## Begin RAW DATA

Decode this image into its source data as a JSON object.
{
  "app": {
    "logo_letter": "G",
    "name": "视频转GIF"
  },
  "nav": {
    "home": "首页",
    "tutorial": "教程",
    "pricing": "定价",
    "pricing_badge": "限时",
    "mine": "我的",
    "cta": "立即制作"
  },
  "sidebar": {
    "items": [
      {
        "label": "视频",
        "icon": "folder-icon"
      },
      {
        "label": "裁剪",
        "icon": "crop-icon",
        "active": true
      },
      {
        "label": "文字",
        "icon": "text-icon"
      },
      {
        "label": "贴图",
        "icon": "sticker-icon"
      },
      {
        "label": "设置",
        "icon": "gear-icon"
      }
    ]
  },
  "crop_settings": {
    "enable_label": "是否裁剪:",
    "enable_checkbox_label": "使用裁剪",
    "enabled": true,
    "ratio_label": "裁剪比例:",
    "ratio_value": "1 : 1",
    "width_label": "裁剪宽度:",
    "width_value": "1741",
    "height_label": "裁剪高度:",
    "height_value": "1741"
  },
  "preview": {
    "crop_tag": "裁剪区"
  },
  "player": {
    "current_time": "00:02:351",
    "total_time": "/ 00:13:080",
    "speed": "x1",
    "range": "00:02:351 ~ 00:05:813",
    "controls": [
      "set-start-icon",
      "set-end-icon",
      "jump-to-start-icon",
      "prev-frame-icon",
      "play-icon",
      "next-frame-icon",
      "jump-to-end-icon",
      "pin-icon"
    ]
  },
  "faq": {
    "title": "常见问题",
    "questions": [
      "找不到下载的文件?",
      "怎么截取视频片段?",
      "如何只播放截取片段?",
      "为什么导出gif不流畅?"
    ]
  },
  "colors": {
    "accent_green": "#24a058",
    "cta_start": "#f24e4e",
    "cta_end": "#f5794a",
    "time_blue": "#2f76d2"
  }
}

## End RAW DATA

▶ [REQUIREMENT]: Extract the listing in its entirety, matching it exactly.

▶ [CORRECT OUTPUT]:
Decode this image into its source data as a JSON object.
{
  "app": {
    "logo_letter": "G",
    "name": "视频转GIF"
  },
  "nav": {
    "home": "首页",
    "tutorial": "教程",
    "pricing": "定价",
    "pricing_badge": "限时",
    "mine": "我的",
    "cta": "立即制作"
  },
  "sidebar": {
    "items": [
      {
        "label": "视频",
        "icon": "folder-icon"
      },
      {
        "label": "裁剪",
        "icon": "crop-icon",
        "active": true
      },
      {
        "label": "文字",
        "icon": "text-icon"
      },
      {
        "label": "贴图",
        "icon": "sticker-icon"
      },
      {
        "label": "设置",
        "icon": "gear-icon"
      }
    ]
  },
  "crop_settings": {
    "enable_label": "是否裁剪:",
    "enable_checkbox_label": "使用裁剪",
    "enabled": true,
    "ratio_label": "裁剪比例:",
    "ratio_value": "1 : 1",
    "width_label": "裁剪宽度:",
    "width_value": "1741",
    "height_label": "裁剪高度:",
    "height_value": "1741"
  },
  "preview": {
    "crop_tag": "裁剪区"
  },
  "player": {
    "current_time": "00:02:351",
    "total_time": "/ 00:13:080",
    "speed": "x1",
    "range": "00:02:351 ~ 00:05:813",
    "controls": [
      "set-start-icon",
      "set-end-icon",
      "jump-to-start-icon",
      "prev-frame-icon",
      "play-icon",
      "next-frame-icon",
      "jump-to-end-icon",
      "pin-icon"
    ]
  },
  "faq": {
    "title": "常见问题",
    "questions": [
      "找不到下载的文件?",
      "怎么截取视频片段?",
      "如何只播放截取片段?",
      "为什么导出gif不流畅?"
    ]
  },
  "colors": {
    "accent_green": "#24a058",
    "cta_start": "#f24e4e",
    "cta_end": "#f5794a",
    "time_blue": "#2f76d2"
  }
}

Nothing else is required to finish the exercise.